■ **EXERCISE DETAILS**: Answer with nothing except the number of lines that contain the word "ylabel".

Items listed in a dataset

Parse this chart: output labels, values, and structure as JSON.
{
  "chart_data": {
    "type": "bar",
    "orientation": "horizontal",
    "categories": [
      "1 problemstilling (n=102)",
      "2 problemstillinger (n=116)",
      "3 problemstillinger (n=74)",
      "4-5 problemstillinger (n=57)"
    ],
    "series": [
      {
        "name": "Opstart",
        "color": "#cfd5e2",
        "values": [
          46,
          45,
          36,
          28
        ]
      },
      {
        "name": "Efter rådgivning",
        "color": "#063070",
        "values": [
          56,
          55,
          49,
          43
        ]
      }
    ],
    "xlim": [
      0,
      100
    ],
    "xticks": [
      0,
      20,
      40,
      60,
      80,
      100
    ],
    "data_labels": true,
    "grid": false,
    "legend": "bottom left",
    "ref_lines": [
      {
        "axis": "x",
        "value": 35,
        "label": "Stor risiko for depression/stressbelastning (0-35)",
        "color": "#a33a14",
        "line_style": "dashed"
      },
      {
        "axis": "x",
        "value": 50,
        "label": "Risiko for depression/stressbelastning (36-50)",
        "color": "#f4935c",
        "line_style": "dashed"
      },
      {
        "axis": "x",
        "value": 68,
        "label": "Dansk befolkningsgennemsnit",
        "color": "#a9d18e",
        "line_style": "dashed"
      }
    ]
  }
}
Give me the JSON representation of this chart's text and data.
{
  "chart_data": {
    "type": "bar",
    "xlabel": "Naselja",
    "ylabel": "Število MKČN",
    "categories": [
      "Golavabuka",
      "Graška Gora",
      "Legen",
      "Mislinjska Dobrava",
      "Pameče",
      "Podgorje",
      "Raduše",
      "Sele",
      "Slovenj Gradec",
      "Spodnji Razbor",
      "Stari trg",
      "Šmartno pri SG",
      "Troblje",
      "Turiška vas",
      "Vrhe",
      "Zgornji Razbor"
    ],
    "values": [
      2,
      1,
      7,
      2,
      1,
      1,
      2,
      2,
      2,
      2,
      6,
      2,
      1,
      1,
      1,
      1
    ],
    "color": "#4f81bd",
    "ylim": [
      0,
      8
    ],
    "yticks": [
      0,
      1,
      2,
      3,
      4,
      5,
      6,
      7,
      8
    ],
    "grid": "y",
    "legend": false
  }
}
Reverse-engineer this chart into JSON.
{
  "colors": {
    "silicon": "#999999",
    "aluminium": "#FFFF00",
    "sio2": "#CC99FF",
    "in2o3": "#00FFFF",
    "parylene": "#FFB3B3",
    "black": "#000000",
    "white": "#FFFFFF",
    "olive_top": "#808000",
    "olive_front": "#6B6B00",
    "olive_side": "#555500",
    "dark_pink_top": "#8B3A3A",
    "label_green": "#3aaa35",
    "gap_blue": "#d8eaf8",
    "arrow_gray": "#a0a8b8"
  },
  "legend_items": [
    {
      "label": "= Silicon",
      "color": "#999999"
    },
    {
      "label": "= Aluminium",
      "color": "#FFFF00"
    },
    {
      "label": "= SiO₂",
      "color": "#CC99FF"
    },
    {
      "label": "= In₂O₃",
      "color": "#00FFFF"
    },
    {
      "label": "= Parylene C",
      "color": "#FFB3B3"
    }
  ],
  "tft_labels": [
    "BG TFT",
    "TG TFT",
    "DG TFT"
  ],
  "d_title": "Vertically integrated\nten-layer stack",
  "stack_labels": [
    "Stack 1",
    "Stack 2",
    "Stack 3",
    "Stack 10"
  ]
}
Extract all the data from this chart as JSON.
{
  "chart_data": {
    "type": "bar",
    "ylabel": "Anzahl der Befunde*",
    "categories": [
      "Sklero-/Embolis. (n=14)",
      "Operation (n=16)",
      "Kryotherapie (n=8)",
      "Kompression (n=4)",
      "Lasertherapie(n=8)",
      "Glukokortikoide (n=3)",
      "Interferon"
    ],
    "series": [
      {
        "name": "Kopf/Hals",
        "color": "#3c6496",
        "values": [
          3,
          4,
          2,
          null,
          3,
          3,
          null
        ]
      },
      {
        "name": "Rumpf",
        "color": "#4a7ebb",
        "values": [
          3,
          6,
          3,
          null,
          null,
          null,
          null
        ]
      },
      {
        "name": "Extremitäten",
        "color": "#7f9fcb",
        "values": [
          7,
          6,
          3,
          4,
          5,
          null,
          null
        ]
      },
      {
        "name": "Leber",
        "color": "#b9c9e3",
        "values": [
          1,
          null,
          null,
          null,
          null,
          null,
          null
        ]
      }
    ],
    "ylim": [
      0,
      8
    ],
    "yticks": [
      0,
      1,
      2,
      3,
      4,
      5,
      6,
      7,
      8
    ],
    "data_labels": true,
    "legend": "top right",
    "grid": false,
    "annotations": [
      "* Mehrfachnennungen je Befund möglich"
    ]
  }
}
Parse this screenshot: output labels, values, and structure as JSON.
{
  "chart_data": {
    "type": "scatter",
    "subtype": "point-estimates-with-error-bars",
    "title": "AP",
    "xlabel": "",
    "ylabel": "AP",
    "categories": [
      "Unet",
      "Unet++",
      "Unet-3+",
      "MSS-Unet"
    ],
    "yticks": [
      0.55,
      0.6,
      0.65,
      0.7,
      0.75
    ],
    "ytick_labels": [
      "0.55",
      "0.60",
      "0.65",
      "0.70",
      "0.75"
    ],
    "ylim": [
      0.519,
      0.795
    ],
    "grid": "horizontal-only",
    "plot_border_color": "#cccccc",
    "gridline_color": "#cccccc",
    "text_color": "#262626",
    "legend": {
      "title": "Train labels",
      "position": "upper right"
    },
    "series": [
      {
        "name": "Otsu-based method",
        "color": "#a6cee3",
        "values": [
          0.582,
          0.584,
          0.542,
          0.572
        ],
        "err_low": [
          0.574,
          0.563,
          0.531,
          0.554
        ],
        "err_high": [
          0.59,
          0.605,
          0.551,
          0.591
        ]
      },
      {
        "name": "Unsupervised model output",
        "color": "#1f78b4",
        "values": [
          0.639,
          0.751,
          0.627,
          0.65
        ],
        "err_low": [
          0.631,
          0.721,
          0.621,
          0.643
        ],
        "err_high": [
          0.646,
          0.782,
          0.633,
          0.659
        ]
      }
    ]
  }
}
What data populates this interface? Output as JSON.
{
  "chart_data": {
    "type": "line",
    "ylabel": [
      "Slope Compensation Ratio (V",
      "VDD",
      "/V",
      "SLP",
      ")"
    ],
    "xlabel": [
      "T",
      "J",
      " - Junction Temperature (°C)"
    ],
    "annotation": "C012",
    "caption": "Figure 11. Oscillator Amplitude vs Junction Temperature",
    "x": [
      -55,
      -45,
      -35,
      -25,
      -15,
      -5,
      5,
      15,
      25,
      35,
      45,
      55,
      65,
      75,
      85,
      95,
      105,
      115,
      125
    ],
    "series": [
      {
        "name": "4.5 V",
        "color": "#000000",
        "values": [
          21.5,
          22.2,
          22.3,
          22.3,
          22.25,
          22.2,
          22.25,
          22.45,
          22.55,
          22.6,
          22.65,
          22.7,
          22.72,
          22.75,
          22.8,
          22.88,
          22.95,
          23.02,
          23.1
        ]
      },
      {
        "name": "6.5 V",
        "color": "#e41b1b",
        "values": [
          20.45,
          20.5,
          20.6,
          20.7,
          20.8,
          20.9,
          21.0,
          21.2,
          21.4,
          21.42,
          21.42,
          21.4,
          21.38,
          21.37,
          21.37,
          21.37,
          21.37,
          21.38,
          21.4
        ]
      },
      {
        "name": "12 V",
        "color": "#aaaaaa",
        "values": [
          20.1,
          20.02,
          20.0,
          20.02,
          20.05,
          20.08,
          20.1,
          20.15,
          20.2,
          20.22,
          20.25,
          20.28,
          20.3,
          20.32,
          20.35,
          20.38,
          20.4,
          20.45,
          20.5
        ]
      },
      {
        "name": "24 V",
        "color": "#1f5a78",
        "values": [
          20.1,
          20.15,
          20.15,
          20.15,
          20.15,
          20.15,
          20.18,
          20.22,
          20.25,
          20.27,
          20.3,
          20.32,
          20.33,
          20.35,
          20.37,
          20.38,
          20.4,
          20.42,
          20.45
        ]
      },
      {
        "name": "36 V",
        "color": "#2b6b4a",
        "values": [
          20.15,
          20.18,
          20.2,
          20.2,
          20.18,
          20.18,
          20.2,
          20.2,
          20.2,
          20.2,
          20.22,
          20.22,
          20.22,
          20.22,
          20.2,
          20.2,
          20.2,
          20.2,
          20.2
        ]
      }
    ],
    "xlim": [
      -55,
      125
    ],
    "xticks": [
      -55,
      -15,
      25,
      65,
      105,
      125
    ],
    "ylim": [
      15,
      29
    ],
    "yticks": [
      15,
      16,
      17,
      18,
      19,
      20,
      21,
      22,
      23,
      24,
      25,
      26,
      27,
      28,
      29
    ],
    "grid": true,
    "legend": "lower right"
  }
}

■ **FINISHED ANSWER**: 4